Given task
Please copy each of the following items line by line, keeping every character unchanged.

- - - -

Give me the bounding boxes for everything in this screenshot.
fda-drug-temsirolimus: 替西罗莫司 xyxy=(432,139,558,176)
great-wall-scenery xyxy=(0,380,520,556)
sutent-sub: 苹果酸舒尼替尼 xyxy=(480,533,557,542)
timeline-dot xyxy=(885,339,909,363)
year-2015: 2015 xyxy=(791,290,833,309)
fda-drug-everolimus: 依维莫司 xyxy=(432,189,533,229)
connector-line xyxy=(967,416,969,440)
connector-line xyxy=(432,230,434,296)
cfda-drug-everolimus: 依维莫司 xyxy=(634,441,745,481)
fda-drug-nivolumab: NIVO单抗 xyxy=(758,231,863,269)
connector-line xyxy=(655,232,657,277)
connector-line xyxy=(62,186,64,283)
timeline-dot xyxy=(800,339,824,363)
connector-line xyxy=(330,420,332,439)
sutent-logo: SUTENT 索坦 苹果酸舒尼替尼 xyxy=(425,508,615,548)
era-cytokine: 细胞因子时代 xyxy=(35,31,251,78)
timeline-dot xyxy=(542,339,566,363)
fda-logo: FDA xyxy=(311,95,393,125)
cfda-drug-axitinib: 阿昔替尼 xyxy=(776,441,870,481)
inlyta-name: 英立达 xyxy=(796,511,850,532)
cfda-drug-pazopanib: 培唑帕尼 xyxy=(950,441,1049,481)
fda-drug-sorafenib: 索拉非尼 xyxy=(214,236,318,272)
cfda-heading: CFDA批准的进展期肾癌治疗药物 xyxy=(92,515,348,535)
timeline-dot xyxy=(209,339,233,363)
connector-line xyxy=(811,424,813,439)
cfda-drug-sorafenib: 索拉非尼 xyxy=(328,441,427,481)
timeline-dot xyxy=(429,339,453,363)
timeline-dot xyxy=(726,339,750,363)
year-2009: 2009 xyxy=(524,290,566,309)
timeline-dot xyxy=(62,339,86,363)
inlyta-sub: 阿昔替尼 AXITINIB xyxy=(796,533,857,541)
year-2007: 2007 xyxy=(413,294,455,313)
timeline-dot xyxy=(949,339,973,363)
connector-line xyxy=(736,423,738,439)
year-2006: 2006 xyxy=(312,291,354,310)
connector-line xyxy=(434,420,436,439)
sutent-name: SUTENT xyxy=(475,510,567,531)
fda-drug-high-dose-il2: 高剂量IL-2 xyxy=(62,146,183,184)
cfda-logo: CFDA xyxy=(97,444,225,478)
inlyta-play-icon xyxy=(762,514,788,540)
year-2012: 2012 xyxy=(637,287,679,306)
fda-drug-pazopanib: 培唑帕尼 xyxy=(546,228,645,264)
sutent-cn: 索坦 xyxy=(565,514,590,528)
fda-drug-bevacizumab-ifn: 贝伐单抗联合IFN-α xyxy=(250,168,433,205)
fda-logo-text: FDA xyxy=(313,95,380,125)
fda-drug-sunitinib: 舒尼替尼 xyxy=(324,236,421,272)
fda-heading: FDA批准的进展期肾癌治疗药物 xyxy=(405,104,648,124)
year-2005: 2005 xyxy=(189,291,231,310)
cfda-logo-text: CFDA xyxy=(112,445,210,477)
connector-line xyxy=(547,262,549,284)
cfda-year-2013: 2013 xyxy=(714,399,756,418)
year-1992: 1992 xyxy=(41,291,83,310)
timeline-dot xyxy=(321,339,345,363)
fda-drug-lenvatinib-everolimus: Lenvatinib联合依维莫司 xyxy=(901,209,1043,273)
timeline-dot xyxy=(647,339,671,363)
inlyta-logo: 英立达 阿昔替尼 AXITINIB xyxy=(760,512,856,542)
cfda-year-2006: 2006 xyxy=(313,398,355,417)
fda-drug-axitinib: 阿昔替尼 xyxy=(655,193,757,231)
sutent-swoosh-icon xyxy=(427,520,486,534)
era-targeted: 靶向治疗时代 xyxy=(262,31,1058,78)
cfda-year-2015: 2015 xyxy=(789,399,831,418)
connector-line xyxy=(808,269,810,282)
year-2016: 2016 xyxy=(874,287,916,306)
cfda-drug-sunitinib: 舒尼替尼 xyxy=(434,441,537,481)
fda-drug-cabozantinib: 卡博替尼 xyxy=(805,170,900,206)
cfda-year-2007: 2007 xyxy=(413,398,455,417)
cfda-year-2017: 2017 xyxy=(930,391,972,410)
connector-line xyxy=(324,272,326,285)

- - - -

Answer to the exercise
Give me the bounding boxes for everything in this screenshot.
fda-drug-temsirolimus: 替西罗莫司 xyxy=(432,139,558,176)
great-wall-scenery xyxy=(0,380,520,556)
sutent-sub: 苹果酸舒尼替尼 xyxy=(480,533,557,542)
timeline-dot xyxy=(885,339,909,363)
year-2015: 2015 xyxy=(791,290,833,309)
fda-drug-everolimus: 依维莫司 xyxy=(432,189,533,229)
connector-line xyxy=(967,416,969,440)
connector-line xyxy=(432,230,434,296)
cfda-drug-everolimus: 依维莫司 xyxy=(634,441,745,481)
fda-drug-nivolumab: NIVO单抗 xyxy=(758,231,863,269)
connector-line xyxy=(655,232,657,277)
connector-line xyxy=(62,186,64,283)
timeline-dot xyxy=(800,339,824,363)
connector-line xyxy=(330,420,332,439)
sutent-logo: SUTENT 索坦 苹果酸舒尼替尼 xyxy=(425,508,615,548)
era-cytokine: 细胞因子时代 xyxy=(35,31,251,78)
timeline-dot xyxy=(542,339,566,363)
fda-logo: FDA xyxy=(311,95,393,125)
cfda-drug-axitinib: 阿昔替尼 xyxy=(776,441,870,481)
inlyta-name: 英立达 xyxy=(796,511,850,532)
cfda-drug-pazopanib: 培唑帕尼 xyxy=(950,441,1049,481)
fda-drug-sorafenib: 索拉非尼 xyxy=(214,236,318,272)
cfda-heading: CFDA批准的进展期肾癌治疗药物 xyxy=(92,515,348,535)
timeline-dot xyxy=(209,339,233,363)
connector-line xyxy=(811,424,813,439)
cfda-drug-sorafenib: 索拉非尼 xyxy=(328,441,427,481)
timeline-dot xyxy=(429,339,453,363)
timeline-dot xyxy=(726,339,750,363)
year-2009: 2009 xyxy=(524,290,566,309)
timeline-dot xyxy=(62,339,86,363)
inlyta-sub: 阿昔替尼 AXITINIB xyxy=(796,533,857,541)
year-2007: 2007 xyxy=(413,294,455,313)
timeline-dot xyxy=(949,339,973,363)
connector-line xyxy=(736,423,738,439)
year-2006: 2006 xyxy=(312,291,354,310)
connector-line xyxy=(434,420,436,439)
sutent-name: SUTENT xyxy=(475,510,567,531)
fda-drug-high-dose-il2: 高剂量IL-2 xyxy=(62,146,183,184)
cfda-logo: CFDA xyxy=(97,444,225,478)
inlyta-play-icon xyxy=(762,514,788,540)
year-2012: 2012 xyxy=(637,287,679,306)
fda-drug-pazopanib: 培唑帕尼 xyxy=(546,228,645,264)
sutent-cn: 索坦 xyxy=(565,514,590,528)
fda-drug-bevacizumab-ifn: 贝伐单抗联合IFN-α xyxy=(250,168,433,205)
fda-logo-text: FDA xyxy=(313,95,380,125)
fda-drug-sunitinib: 舒尼替尼 xyxy=(324,236,421,272)
fda-heading: FDA批准的进展期肾癌治疗药物 xyxy=(405,104,648,124)
year-2005: 2005 xyxy=(189,291,231,310)
cfda-logo-text: CFDA xyxy=(112,445,210,477)
connector-line xyxy=(547,262,549,284)
cfda-year-2013: 2013 xyxy=(714,399,756,418)
year-1992: 1992 xyxy=(41,291,83,310)
timeline-dot xyxy=(321,339,345,363)
fda-drug-lenvatinib-everolimus: Lenvatinib联合依维莫司 xyxy=(901,209,1043,273)
timeline-dot xyxy=(647,339,671,363)
inlyta-logo: 英立达 阿昔替尼 AXITINIB xyxy=(760,512,856,542)
cfda-year-2006: 2006 xyxy=(313,398,355,417)
fda-drug-axitinib: 阿昔替尼 xyxy=(655,193,757,231)
sutent-swoosh-icon xyxy=(427,520,486,534)
era-targeted: 靶向治疗时代 xyxy=(262,31,1058,78)
cfda-year-2015: 2015 xyxy=(789,399,831,418)
connector-line xyxy=(808,269,810,282)
year-2016: 2016 xyxy=(874,287,916,306)
cfda-drug-sunitinib: 舒尼替尼 xyxy=(434,441,537,481)
fda-drug-cabozantinib: 卡博替尼 xyxy=(805,170,900,206)
cfda-year-2007: 2007 xyxy=(413,398,455,417)
cfda-year-2017: 2017 xyxy=(930,391,972,410)
connector-line xyxy=(324,272,326,285)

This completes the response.